Task goal | Go through the entries below and copy each line containing the word "shake".

(Items from a dataset)
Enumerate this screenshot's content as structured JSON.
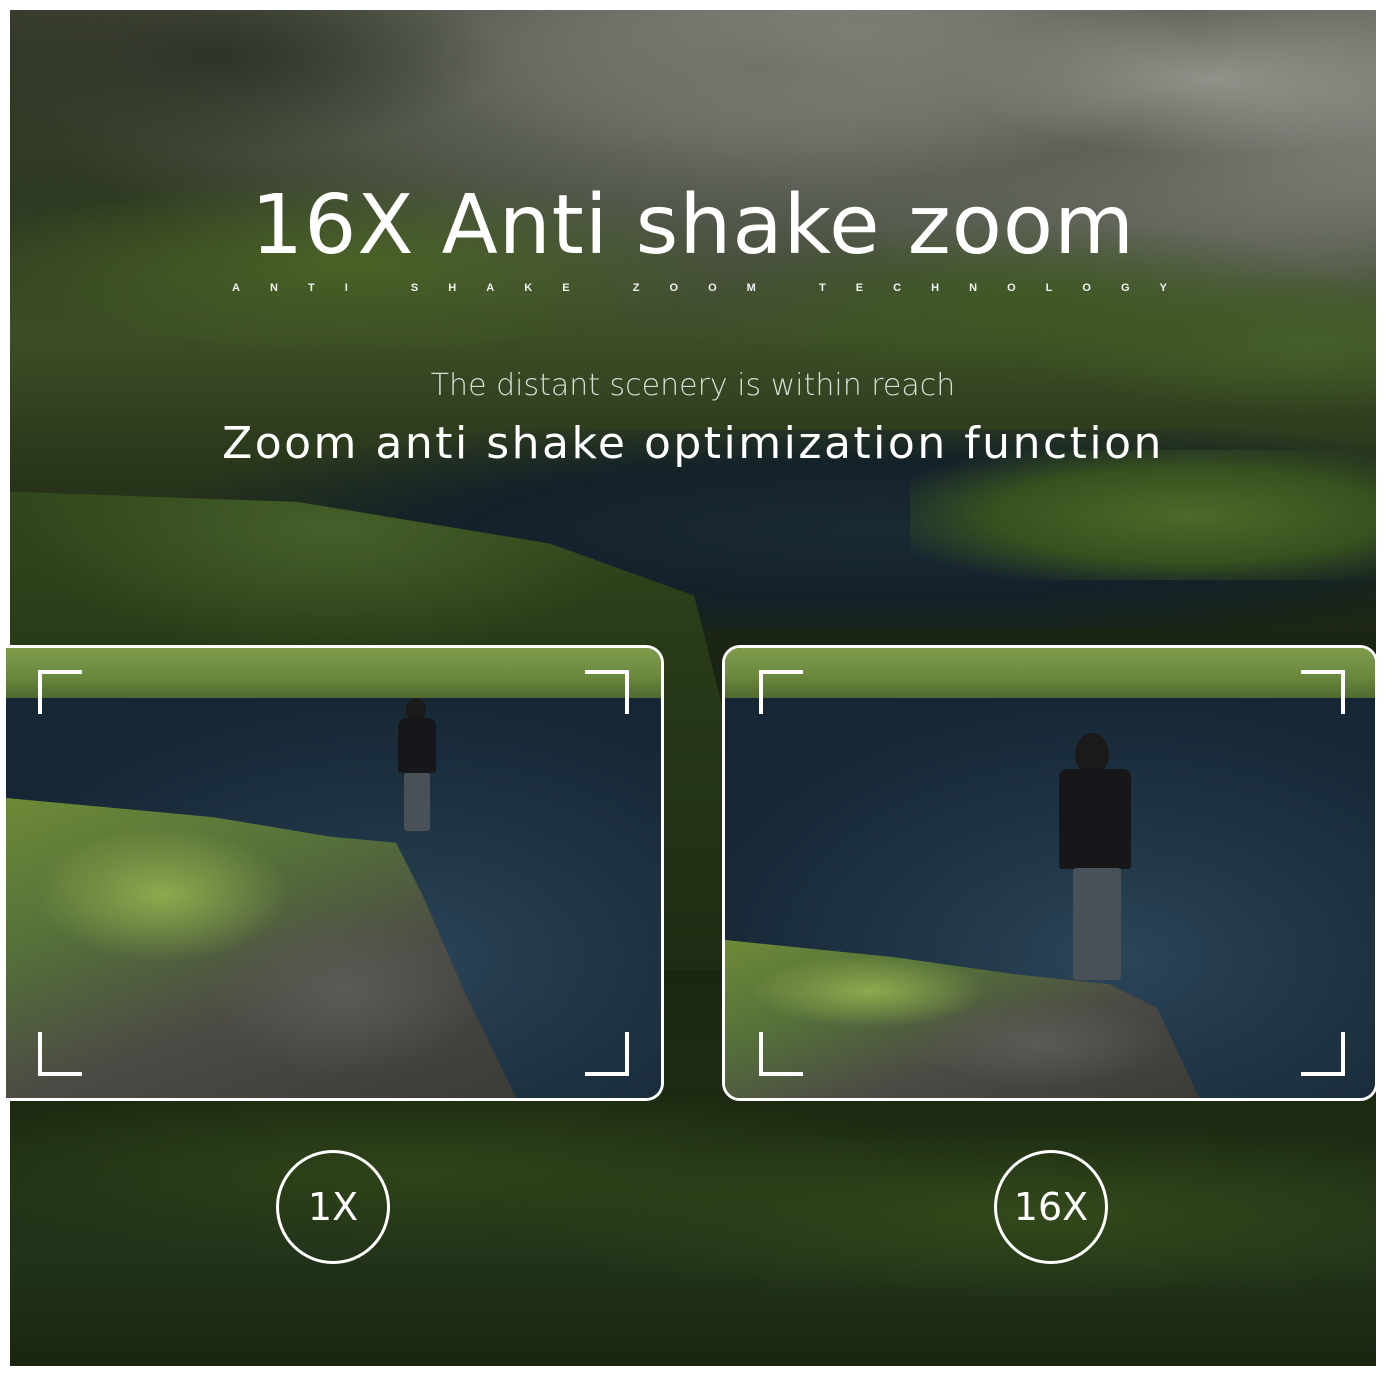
{
  "headline": "16X Anti shake zoom",
  "subtag_letters": [
    "A",
    "N",
    "T",
    "I",
    "",
    "S",
    "H",
    "A",
    "K",
    "E",
    "",
    "Z",
    "O",
    "O",
    "M",
    "",
    "T",
    "E",
    "C",
    "H",
    "N",
    "O",
    "L",
    "O",
    "G",
    "Y"
  ],
  "tagline": "The distant scenery is within reach",
  "feature": "Zoom anti shake optimization function",
  "comparison": {
    "left": {
      "badge": "1X"
    },
    "right": {
      "badge": "16X"
    }
  },
  "colors": {
    "text": "#ffffff",
    "frame_border": "#ffffff",
    "tagline": "#d9dbd6"
  }
}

Response to this task |
  "headline": "16X Anti shake zoom",
  "feature": "Zoom anti shake optimization function",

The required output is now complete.